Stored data
• • • • • • •

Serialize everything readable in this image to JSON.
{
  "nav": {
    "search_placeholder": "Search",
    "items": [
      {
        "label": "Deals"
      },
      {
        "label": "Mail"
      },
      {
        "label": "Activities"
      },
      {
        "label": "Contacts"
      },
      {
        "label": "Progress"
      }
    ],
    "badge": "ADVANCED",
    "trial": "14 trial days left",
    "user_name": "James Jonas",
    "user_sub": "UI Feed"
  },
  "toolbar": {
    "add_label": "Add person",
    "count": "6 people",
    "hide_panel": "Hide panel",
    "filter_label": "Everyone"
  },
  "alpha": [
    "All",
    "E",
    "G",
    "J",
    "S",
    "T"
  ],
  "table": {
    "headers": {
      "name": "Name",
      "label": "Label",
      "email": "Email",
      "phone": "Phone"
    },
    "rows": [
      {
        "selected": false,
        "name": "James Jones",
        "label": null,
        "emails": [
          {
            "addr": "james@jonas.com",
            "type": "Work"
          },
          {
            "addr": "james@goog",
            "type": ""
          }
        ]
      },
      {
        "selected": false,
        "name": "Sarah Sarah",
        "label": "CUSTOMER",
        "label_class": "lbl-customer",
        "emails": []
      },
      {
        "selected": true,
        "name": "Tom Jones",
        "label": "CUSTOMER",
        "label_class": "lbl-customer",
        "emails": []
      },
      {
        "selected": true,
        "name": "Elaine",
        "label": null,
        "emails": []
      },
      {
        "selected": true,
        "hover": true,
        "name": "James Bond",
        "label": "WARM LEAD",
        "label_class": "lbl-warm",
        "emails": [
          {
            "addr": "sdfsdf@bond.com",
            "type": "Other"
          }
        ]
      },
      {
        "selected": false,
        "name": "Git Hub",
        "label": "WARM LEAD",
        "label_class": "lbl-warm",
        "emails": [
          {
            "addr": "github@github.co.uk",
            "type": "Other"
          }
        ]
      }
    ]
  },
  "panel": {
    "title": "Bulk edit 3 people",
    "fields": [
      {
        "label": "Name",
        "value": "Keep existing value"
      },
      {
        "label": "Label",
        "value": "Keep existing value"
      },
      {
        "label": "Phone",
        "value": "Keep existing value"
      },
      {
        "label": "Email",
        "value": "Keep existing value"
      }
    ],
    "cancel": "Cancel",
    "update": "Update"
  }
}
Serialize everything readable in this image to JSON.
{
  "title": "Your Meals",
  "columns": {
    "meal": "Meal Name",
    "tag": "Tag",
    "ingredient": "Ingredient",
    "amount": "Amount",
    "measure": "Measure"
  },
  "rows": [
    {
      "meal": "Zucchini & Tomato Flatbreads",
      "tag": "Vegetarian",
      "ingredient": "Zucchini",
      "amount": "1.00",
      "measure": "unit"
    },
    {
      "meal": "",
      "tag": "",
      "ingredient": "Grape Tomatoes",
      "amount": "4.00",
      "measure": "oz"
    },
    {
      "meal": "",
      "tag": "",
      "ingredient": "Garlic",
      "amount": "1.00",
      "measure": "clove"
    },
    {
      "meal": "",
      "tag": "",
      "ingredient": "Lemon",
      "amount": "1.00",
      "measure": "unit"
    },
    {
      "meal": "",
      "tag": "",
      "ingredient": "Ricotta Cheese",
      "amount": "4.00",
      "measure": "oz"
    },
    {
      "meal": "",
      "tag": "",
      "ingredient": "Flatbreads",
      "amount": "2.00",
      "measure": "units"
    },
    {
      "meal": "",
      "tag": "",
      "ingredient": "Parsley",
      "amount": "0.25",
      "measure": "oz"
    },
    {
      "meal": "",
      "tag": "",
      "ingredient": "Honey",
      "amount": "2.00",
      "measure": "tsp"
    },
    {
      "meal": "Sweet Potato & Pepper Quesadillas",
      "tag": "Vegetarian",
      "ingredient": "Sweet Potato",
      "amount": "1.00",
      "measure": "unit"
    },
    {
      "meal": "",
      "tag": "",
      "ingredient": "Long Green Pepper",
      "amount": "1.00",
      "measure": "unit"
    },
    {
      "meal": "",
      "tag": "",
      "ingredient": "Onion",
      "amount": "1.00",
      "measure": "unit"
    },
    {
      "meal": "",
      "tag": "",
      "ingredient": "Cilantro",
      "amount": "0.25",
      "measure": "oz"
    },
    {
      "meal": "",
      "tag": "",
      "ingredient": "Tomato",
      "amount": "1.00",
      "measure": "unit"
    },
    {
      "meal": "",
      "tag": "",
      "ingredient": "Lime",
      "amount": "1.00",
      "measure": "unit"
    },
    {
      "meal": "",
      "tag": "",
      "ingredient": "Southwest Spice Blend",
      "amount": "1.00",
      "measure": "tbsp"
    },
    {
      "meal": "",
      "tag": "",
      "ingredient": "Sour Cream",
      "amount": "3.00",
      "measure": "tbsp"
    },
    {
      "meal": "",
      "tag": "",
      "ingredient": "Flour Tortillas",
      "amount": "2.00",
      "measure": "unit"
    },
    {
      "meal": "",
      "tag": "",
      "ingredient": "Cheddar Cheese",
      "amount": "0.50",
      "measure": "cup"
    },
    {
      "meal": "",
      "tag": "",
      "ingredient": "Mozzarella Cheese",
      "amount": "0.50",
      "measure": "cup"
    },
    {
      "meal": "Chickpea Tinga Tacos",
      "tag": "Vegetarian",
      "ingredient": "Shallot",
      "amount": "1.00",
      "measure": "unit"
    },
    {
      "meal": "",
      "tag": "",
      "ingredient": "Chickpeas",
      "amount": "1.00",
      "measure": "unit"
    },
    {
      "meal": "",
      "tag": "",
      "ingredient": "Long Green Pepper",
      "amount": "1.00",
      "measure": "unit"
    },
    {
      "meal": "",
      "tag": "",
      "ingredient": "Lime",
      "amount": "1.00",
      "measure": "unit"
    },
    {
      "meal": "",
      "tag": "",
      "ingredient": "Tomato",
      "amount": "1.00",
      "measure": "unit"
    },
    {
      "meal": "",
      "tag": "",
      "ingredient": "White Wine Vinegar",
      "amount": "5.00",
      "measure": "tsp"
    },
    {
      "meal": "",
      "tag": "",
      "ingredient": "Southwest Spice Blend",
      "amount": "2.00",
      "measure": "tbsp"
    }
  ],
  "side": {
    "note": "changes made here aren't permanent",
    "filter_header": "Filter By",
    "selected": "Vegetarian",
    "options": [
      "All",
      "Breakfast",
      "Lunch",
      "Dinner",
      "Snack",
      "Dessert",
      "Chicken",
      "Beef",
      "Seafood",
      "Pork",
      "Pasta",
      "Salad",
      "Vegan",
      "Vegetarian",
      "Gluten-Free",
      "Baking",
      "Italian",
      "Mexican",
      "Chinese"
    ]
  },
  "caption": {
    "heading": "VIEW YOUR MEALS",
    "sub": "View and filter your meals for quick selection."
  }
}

• • • • • • •

◆ **Work to do**
In the entries above, identify each line that includes the string "Sweet", then copy it.

◆ **Response**
      "meal": "Sweet Potato & Pepper Quesadillas",
      "ingredient": "Sweet Potato",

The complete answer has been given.